→ Aim of the exercise: Without the images, output each record below as it stands.

··· Input data ···

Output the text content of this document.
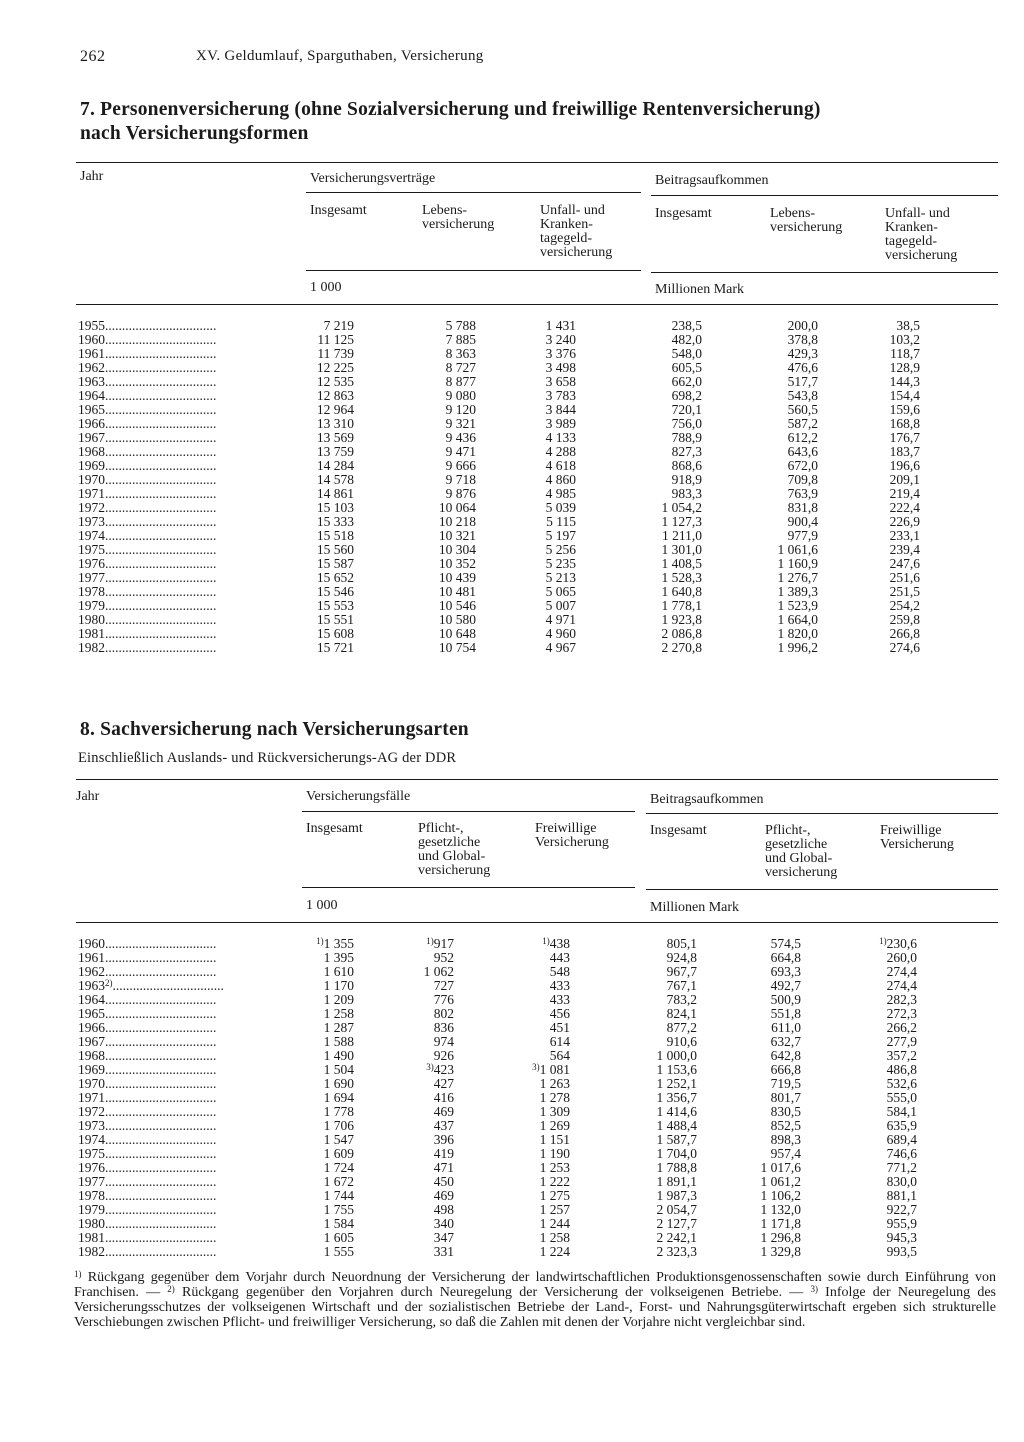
262	XV. Geldumlauf, Sparguthaben, Versicherung
7. Personenversicherung (ohne Sozialversicherung und freiwillige Rentenversicherung)
nach Versicherungsformen
Jahr	Versicherungsverträge	Beitragsaufkommen
Insgesamt	Lebens-
versicherung
Unfall- und
Kranken-
tagegeld-
versicherung
Insgesamt	Lebens-
versicherung
Unfall- und
Kranken-
tagegeld-
versicherung
1 000	Millionen Mark
1955.................................	7 219	5 788	1 431	238,5	200,0	38,5
1960.................................	11 125	7 885	3 240	482,0	378,8	103,2
1961.................................	11 739	8 363	3 376	548,0	429,3	118,7
1962.................................	12 225	8 727	3 498	605,5	476,6	128,9
1963.................................	12 535	8 877	3 658	662,0	517,7	144,3
1964.................................	12 863	9 080	3 783	698,2	543,8	154,4
1965.................................	12 964	9 120	3 844	720,1	560,5	159,6
1966.................................	13 310	9 321	3 989	756,0	587,2	168,8
1967.................................	13 569	9 436	4 133	788,9	612,2	176,7
1968.................................	13 759	9 471	4 288	827,3	643,6	183,7
1969.................................	14 284	9 666	4 618	868,6	672,0	196,6
1970.................................	14 578	9 718	4 860	918,9	709,8	209,1
1971.................................	14 861	9 876	4 985	983,3	763,9	219,4
1972.................................	15 103	10 064	5 039	1 054,2	831,8	222,4
1973.................................	15 333	10 218	5 115	1 127,3	900,4	226,9
1974.................................	15 518	10 321	5 197	1 211,0	977,9	233,1
1975.................................	15 560	10 304	5 256	1 301,0	1 061,6	239,4
1976.................................	15 587	10 352	5 235	1 408,5	1 160,9	247,6
1977.................................	15 652	10 439	5 213	1 528,3	1 276,7	251,6
1978.................................	15 546	10 481	5 065	1 640,8	1 389,3	251,5
1979.................................	15 553	10 546	5 007	1 778,1	1 523,9	254,2
1980.................................	15 551	10 580	4 971	1 923,8	1 664,0	259,8
1981.................................	15 608	10 648	4 960	2 086,8	1 820,0	266,8
1982.................................	15 721	10 754	4 967	2 270,8	1 996,2	274,6
8. Sachversicherung nach Versicherungsarten
Einschließlich Auslands- und Rückversicherungs-AG der DDR
Jahr	Versicherungsfälle	Beitragsaufkommen
Insgesamt	Pflicht-,
gesetzliche
und Global-
versicherung
Freiwillige
Versicherung
Insgesamt	Pflicht-,
gesetzliche
und Global-
versicherung
Freiwillige
Versicherung
1 000	Millionen Mark
1960.................................	$^{1)}$1 355	$^{1)}$917	$^{1)}$438	805,1	574,5	$^{1)}$230,6
1961.................................	1 395	952	443	924,8	664,8	260,0
1962.................................	1 610	1 062	548	967,7	693,3	274,4
1963$^{2)}$.................................	1 170	727	433	767,1	492,7	274,4
1964.................................	1 209	776	433	783,2	500,9	282,3
1965.................................	1 258	802	456	824,1	551,8	272,3
1966.................................	1 287	836	451	877,2	611,0	266,2
1967.................................	1 588	974	614	910,6	632,7	277,9
1968.................................	1 490	926	564	1 000,0	642,8	357,2
1969.................................	1 504	$^{3)}$423	$^{3)}$1 081	1 153,6	666,8	486,8
1970.................................	1 690	427	1 263	1 252,1	719,5	532,6
1971.................................	1 694	416	1 278	1 356,7	801,7	555,0
1972.................................	1 778	469	1 309	1 414,6	830,5	584,1
1973.................................	1 706	437	1 269	1 488,4	852,5	635,9
1974.................................	1 547	396	1 151	1 587,7	898,3	689,4
1975.................................	1 609	419	1 190	1 704,0	957,4	746,6
1976.................................	1 724	471	1 253	1 788,8	1 017,6	771,2
1977.................................	1 672	450	1 222	1 891,1	1 061,2	830,0
1978.................................	1 744	469	1 275	1 987,3	1 106,2	881,1
1979.................................	1 755	498	1 257	2 054,7	1 132,0	922,7
1980.................................	1 584	340	1 244	2 127,7	1 171,8	955,9
1981.................................	1 605	347	1 258	2 242,1	1 296,8	945,3
1982.................................	1 555	331	1 224	2 323,3	1 329,8	993,5
$^{1)}$ Rückgang gegenüber dem Vorjahr durch Neuordnung der Versicherung der landwirtschaftlichen Produktionsgenossenschaften sowie durch Einführung von Franchisen. — $^{2)}$ Rückgang gegenüber den Vorjahren durch Neuregelung der Versicherung der volkseigenen Betriebe. — $^{3)}$ Infolge der Neuregelung des Versicherungsschutzes der volkseigenen Wirtschaft und der sozialistischen Betriebe der Land-, Forst- und Nahrungsgüterwirtschaft ergeben sich strukturelle Verschiebungen zwischen Pflicht- und freiwilliger Versicherung, so daß die Zahlen mit denen der Vorjahre nicht vergleichbar sind.
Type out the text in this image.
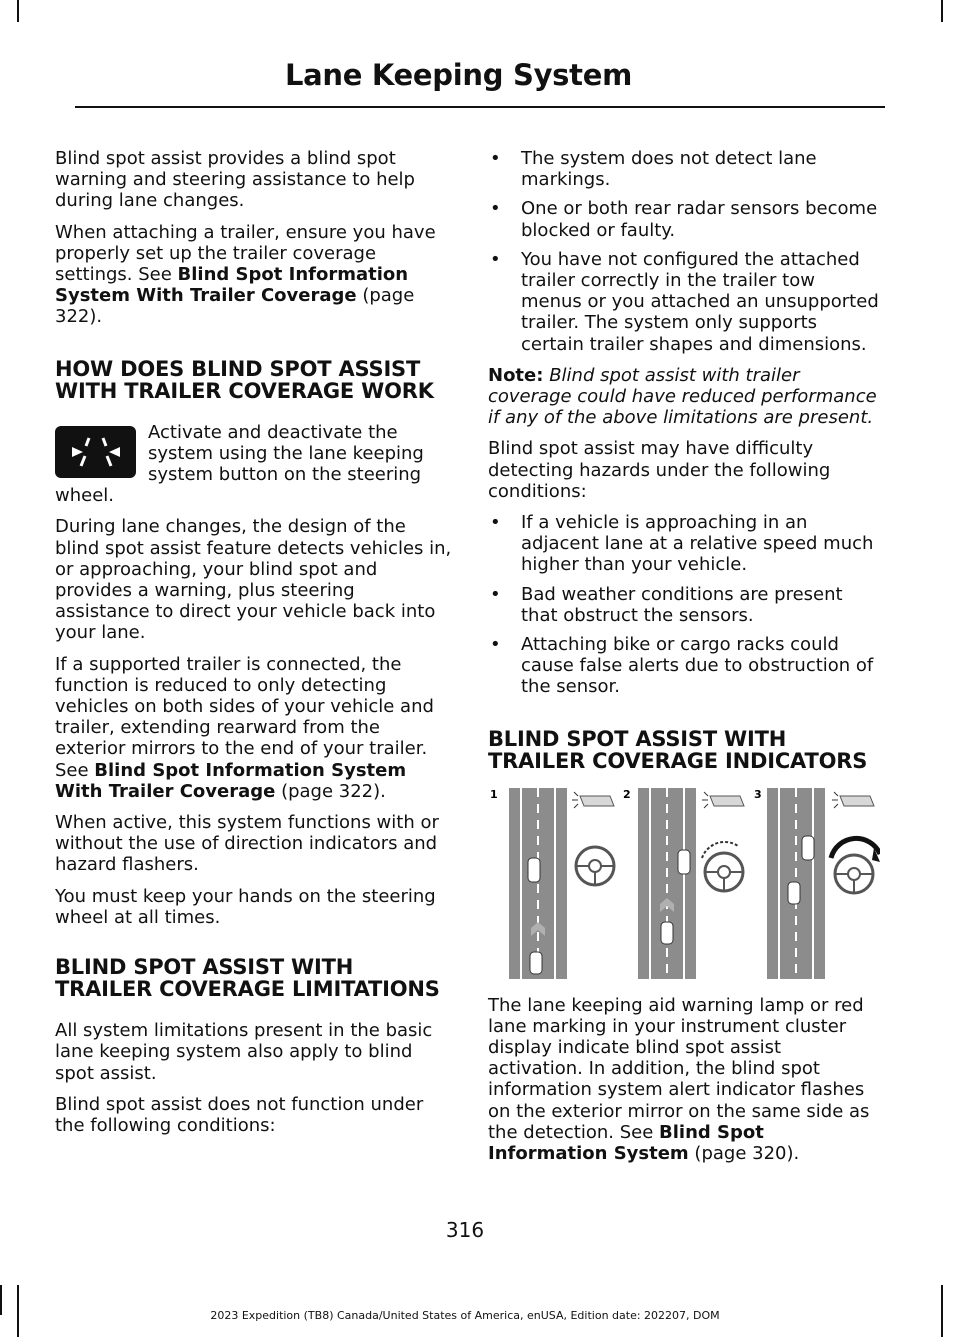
Lane Keeping System

Blind spot assist provides a blind spot warning and steering assistance to help during lane changes.

When attaching a trailer, ensure you have properly set up the trailer coverage settings. See Blind Spot Information System With Trailer Coverage (page 322).

HOW DOES BLIND SPOT ASSIST WITH TRAILER COVERAGE WORK

Activate and deactivate the system using the lane keeping system button on the steering wheel.

During lane changes, the design of the blind spot assist feature detects vehicles in, or approaching, your blind spot and provides a warning, plus steering assistance to direct your vehicle back into your lane.

If a supported trailer is connected, the function is reduced to only detecting vehicles on both sides of your vehicle and trailer, extending rearward from the exterior mirrors to the end of your trailer. See Blind Spot Information System With Trailer Coverage (page 322).

When active, this system functions with or without the use of direction indicators and hazard flashers.

You must keep your hands on the steering wheel at all times.

BLIND SPOT ASSIST WITH TRAILER COVERAGE LIMITATIONS

All system limitations present in the basic lane keeping system also apply to blind spot assist.

Blind spot assist does not function under the following conditions:

• The system does not detect lane markings.
• One or both rear radar sensors become blocked or faulty.
• You have not configured the attached trailer correctly in the trailer tow menus or you attached an unsupported trailer. The system only supports certain trailer shapes and dimensions.

Note: Blind spot assist with trailer coverage could have reduced performance if any of the above limitations are present.

Blind spot assist may have difficulty detecting hazards under the following conditions:

• If a vehicle is approaching in an adjacent lane at a relative speed much higher than your vehicle.
• Bad weather conditions are present that obstruct the sensors.
• Attaching bike or cargo racks could cause false alerts due to obstruction of the sensor.
BLIND SPOT ASSIST WITH TRAILER COVERAGE INDICATORS
1	2	3

The lane keeping aid warning lamp or red lane marking in your instrument cluster display indicate blind spot assist activation. In addition, the blind spot information system alert indicator flashes on the exterior mirror on the same side as the detection. See Blind Spot Information System (page 320).

316
2023 Expedition (TB8) Canada/United States of America, enUSA, Edition date: 202207, DOM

···

→ The result:
Output the text content of this document.
262	XV. Geldumlauf, Sparguthaben, Versicherung
7. Personenversicherung (ohne Sozialversicherung und freiwillige Rentenversicherung)
nach Versicherungsformen
Jahr	Versicherungsverträge	Beitragsaufkommen
Insgesamt	Lebens-
versicherung
Unfall- und
Kranken-
tagegeld-
versicherung
Insgesamt	Lebens-
versicherung
Unfall- und
Kranken-
tagegeld-
versicherung
1 000	Millionen Mark
1955.................................	7 219	5 788	1 431	238,5	200,0	38,5
1960.................................	11 125	7 885	3 240	482,0	378,8	103,2
1961.................................	11 739	8 363	3 376	548,0	429,3	118,7
1962.................................	12 225	8 727	3 498	605,5	476,6	128,9
1963.................................	12 535	8 877	3 658	662,0	517,7	144,3
1964.................................	12 863	9 080	3 783	698,2	543,8	154,4
1965.................................	12 964	9 120	3 844	720,1	560,5	159,6
1966.................................	13 310	9 321	3 989	756,0	587,2	168,8
1967.................................	13 569	9 436	4 133	788,9	612,2	176,7
1968.................................	13 759	9 471	4 288	827,3	643,6	183,7
1969.................................	14 284	9 666	4 618	868,6	672,0	196,6
1970.................................	14 578	9 718	4 860	918,9	709,8	209,1
1971.................................	14 861	9 876	4 985	983,3	763,9	219,4
1972.................................	15 103	10 064	5 039	1 054,2	831,8	222,4
1973.................................	15 333	10 218	5 115	1 127,3	900,4	226,9
1974.................................	15 518	10 321	5 197	1 211,0	977,9	233,1
1975.................................	15 560	10 304	5 256	1 301,0	1 061,6	239,4
1976.................................	15 587	10 352	5 235	1 408,5	1 160,9	247,6
1977.................................	15 652	10 439	5 213	1 528,3	1 276,7	251,6
1978.................................	15 546	10 481	5 065	1 640,8	1 389,3	251,5
1979.................................	15 553	10 546	5 007	1 778,1	1 523,9	254,2
1980.................................	15 551	10 580	4 971	1 923,8	1 664,0	259,8
1981.................................	15 608	10 648	4 960	2 086,8	1 820,0	266,8
1982.................................	15 721	10 754	4 967	2 270,8	1 996,2	274,6
8. Sachversicherung nach Versicherungsarten
Einschließlich Auslands- und Rückversicherungs-AG der DDR
Jahr	Versicherungsfälle	Beitragsaufkommen
Insgesamt	Pflicht-,
gesetzliche
und Global-
versicherung
Freiwillige
Versicherung
Insgesamt	Pflicht-,
gesetzliche
und Global-
versicherung
Freiwillige
Versicherung
1 000	Millionen Mark
1960.................................	$^{1)}$1 355	$^{1)}$917	$^{1)}$438	805,1	574,5	$^{1)}$230,6
1961.................................	1 395	952	443	924,8	664,8	260,0
1962.................................	1 610	1 062	548	967,7	693,3	274,4
1963$^{2)}$.................................	1 170	727	433	767,1	492,7	274,4
1964.................................	1 209	776	433	783,2	500,9	282,3
1965.................................	1 258	802	456	824,1	551,8	272,3
1966.................................	1 287	836	451	877,2	611,0	266,2
1967.................................	1 588	974	614	910,6	632,7	277,9
1968.................................	1 490	926	564	1 000,0	642,8	357,2
1969.................................	1 504	$^{3)}$423	$^{3)}$1 081	1 153,6	666,8	486,8
1970.................................	1 690	427	1 263	1 252,1	719,5	532,6
1971.................................	1 694	416	1 278	1 356,7	801,7	555,0
1972.................................	1 778	469	1 309	1 414,6	830,5	584,1
1973.................................	1 706	437	1 269	1 488,4	852,5	635,9
1974.................................	1 547	396	1 151	1 587,7	898,3	689,4
1975.................................	1 609	419	1 190	1 704,0	957,4	746,6
1976.................................	1 724	471	1 253	1 788,8	1 017,6	771,2
1977.................................	1 672	450	1 222	1 891,1	1 061,2	830,0
1978.................................	1 744	469	1 275	1 987,3	1 106,2	881,1
1979.................................	1 755	498	1 257	2 054,7	1 132,0	922,7
1980.................................	1 584	340	1 244	2 127,7	1 171,8	955,9
1981.................................	1 605	347	1 258	2 242,1	1 296,8	945,3
1982.................................	1 555	331	1 224	2 323,3	1 329,8	993,5
$^{1)}$ Rückgang gegenüber dem Vorjahr durch Neuordnung der Versicherung der landwirtschaftlichen Produktionsgenossenschaften sowie durch Einführung von Franchisen. — $^{2)}$ Rückgang gegenüber den Vorjahren durch Neuregelung der Versicherung der volkseigenen Betriebe. — $^{3)}$ Infolge der Neuregelung des Versicherungsschutzes der volkseigenen Wirtschaft und der sozialistischen Betriebe der Land-, Forst- und Nahrungsgüterwirtschaft ergeben sich strukturelle Verschiebungen zwischen Pflicht- und freiwilliger Versicherung, so daß die Zahlen mit denen der Vorjahre nicht vergleichbar sind.
Type out the text in this image.
Lane Keeping System

Blind spot assist provides a blind spot warning and steering assistance to help during lane changes.

When attaching a trailer, ensure you have properly set up the trailer coverage settings. See Blind Spot Information System With Trailer Coverage (page 322).

HOW DOES BLIND SPOT ASSIST WITH TRAILER COVERAGE WORK

Activate and deactivate the system using the lane keeping system button on the steering wheel.

During lane changes, the design of the blind spot assist feature detects vehicles in, or approaching, your blind spot and provides a warning, plus steering assistance to direct your vehicle back into your lane.

If a supported trailer is connected, the function is reduced to only detecting vehicles on both sides of your vehicle and trailer, extending rearward from the exterior mirrors to the end of your trailer. See Blind Spot Information System With Trailer Coverage (page 322).

When active, this system functions with or without the use of direction indicators and hazard flashers.

You must keep your hands on the steering wheel at all times.

BLIND SPOT ASSIST WITH TRAILER COVERAGE LIMITATIONS

All system limitations present in the basic lane keeping system also apply to blind spot assist.

Blind spot assist does not function under the following conditions:

• The system does not detect lane markings.
• One or both rear radar sensors become blocked or faulty.
• You have not configured the attached trailer correctly in the trailer tow menus or you attached an unsupported trailer. The system only supports certain trailer shapes and dimensions.

Note: Blind spot assist with trailer coverage could have reduced performance if any of the above limitations are present.

Blind spot assist may have difficulty detecting hazards under the following conditions:

• If a vehicle is approaching in an adjacent lane at a relative speed much higher than your vehicle.
• Bad weather conditions are present that obstruct the sensors.
• Attaching bike or cargo racks could cause false alerts due to obstruction of the sensor.
BLIND SPOT ASSIST WITH TRAILER COVERAGE INDICATORS
1	2	3

The lane keeping aid warning lamp or red lane marking in your instrument cluster display indicate blind spot assist activation. In addition, the blind spot information system alert indicator flashes on the exterior mirror on the same side as the detection. See Blind Spot Information System (page 320).

316
2023 Expedition (TB8) Canada/United States of America, enUSA, Edition date: 202207, DOM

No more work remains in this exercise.